CHALLENGE 1: Duplicate the records word for word, from their first line through the line that contains "address-test-rows: 地址测试1 地址测试2", including that line.

PASSAGE GIVEN:
^^^^

When a child is regularly under attack from their horrid parent, they will often be grateful that at least they have one parent who is kind to them.  But is this enough? It may be hard to criticise this kind parent, but if they don’t stick up for you, understand your plight and protect you, you are entitled to ask why not?

Sometimes young people in this situation feel intensely sorry for the gentle parent, particularly when the tables turn and the nasty parent shouts and behaves badly towards them.  The difference is that the parent is an adult and you are a child.   They may do nothing because they are scared, but that is their decision not yours.

If your love for your gentle parent is heavily mixed with feeling responsible for protecting them, they are probably failing in their parental duty towards you. It’s an uncomfortable thought, but it is important to be realistic and accept that although you love your kind parent they have let you down.

What do you think? Do add your thoughts on our forum.

Do You Feel Guilty?

^^^^

GIVEN ENTRIES:
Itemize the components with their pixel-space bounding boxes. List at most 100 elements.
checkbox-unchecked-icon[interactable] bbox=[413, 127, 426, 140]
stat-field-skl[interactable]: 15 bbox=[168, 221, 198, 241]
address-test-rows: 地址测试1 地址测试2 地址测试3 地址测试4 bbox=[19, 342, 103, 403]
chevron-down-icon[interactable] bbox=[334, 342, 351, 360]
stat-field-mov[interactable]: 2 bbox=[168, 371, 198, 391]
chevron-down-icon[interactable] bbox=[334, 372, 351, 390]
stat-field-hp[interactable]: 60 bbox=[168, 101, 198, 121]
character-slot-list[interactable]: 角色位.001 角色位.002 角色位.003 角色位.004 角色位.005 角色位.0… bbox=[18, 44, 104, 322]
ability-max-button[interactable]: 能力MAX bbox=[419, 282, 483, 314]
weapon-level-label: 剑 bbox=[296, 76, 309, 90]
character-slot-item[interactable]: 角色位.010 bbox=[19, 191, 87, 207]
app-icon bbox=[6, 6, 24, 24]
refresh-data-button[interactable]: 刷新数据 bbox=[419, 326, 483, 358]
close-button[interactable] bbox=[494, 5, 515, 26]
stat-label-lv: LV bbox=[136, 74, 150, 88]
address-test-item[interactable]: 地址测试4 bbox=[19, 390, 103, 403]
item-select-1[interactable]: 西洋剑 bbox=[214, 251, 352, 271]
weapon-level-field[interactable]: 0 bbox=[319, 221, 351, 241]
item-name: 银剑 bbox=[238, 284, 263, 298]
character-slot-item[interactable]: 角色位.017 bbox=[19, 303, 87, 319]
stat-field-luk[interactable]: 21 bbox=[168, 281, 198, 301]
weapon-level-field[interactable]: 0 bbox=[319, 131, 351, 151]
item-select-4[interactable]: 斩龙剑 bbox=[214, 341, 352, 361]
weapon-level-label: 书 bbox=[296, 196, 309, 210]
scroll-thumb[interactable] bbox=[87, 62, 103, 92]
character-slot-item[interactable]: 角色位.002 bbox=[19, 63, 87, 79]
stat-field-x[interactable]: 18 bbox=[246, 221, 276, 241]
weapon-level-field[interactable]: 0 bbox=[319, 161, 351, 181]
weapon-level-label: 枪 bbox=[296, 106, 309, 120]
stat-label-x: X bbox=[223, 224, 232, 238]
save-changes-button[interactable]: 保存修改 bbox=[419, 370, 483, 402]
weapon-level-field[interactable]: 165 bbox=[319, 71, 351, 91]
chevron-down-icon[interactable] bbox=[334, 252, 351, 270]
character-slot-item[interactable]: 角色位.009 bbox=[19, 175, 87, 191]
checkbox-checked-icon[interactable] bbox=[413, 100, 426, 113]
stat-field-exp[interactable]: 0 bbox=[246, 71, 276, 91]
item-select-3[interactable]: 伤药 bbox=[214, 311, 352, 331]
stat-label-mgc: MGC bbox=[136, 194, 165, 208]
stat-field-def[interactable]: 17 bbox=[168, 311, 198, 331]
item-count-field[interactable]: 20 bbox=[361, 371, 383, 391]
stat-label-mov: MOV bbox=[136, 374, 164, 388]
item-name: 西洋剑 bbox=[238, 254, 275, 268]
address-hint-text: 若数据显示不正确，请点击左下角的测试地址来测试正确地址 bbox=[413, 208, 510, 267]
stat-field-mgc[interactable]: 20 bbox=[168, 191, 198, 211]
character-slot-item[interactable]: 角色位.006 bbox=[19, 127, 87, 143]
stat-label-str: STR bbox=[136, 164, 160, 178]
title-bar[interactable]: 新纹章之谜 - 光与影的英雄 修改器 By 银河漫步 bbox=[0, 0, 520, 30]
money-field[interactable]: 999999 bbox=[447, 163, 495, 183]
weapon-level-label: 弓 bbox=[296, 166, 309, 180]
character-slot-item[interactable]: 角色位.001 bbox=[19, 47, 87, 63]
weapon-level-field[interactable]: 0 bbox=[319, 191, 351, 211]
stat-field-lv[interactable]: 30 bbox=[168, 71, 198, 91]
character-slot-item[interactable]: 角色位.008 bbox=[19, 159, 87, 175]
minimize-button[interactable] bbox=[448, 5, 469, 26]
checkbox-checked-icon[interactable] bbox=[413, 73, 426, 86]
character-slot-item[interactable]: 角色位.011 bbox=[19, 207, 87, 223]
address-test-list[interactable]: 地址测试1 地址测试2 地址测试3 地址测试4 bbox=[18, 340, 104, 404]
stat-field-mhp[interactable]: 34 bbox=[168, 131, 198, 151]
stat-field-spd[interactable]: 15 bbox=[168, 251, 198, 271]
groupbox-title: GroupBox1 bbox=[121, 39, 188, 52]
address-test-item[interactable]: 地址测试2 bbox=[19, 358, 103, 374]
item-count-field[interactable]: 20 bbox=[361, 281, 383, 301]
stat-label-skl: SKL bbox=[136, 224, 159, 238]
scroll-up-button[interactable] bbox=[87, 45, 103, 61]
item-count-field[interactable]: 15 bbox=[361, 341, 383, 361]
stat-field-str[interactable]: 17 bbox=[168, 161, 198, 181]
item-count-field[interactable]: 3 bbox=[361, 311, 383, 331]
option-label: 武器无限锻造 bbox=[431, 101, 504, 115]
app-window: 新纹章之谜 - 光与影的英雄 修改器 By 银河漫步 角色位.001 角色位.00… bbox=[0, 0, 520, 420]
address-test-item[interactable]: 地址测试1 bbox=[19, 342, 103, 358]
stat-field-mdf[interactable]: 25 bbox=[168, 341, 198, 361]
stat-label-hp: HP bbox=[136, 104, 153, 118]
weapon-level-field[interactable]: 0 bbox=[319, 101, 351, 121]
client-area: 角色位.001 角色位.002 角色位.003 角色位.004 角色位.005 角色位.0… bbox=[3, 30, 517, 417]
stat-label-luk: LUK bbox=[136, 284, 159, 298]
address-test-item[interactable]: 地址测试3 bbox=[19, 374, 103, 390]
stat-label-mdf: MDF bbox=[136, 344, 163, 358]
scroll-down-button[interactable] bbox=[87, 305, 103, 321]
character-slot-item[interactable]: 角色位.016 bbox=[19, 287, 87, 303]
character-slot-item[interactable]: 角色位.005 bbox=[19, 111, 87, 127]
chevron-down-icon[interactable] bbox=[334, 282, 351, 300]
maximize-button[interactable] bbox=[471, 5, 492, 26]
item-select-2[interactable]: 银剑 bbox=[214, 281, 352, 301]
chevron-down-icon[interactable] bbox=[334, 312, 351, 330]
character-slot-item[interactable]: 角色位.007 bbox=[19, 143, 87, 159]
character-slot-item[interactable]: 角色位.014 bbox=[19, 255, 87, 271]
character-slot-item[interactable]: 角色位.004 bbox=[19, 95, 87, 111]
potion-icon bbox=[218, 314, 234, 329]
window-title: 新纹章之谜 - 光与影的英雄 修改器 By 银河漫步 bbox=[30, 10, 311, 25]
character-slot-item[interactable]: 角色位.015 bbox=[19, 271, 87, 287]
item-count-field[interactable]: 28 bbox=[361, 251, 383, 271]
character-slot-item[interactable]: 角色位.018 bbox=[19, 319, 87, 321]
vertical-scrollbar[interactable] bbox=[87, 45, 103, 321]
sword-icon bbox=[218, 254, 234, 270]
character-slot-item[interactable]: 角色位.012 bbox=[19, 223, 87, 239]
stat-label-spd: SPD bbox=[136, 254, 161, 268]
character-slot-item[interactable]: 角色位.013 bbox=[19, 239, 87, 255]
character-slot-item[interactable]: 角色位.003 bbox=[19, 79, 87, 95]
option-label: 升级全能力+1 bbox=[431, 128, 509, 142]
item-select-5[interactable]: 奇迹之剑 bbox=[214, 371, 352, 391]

^^^^

CHALLENGE 2: In the passage about the kind parent, what difference between the gentle parent and the young person does it point out?

EXERCISE OUTPUT 1:
Itemize the components with their pixel-space bounding boxes. List at most 100 elements.
checkbox-unchecked-icon[interactable] bbox=[413, 127, 426, 140]
stat-field-skl[interactable]: 15 bbox=[168, 221, 198, 241]
address-test-rows: 地址测试1 地址测试2 地址测试3 地址测试4 bbox=[19, 342, 103, 403]

EXERCISE OUTPUT 2: The parent is an adult and the young person is a child.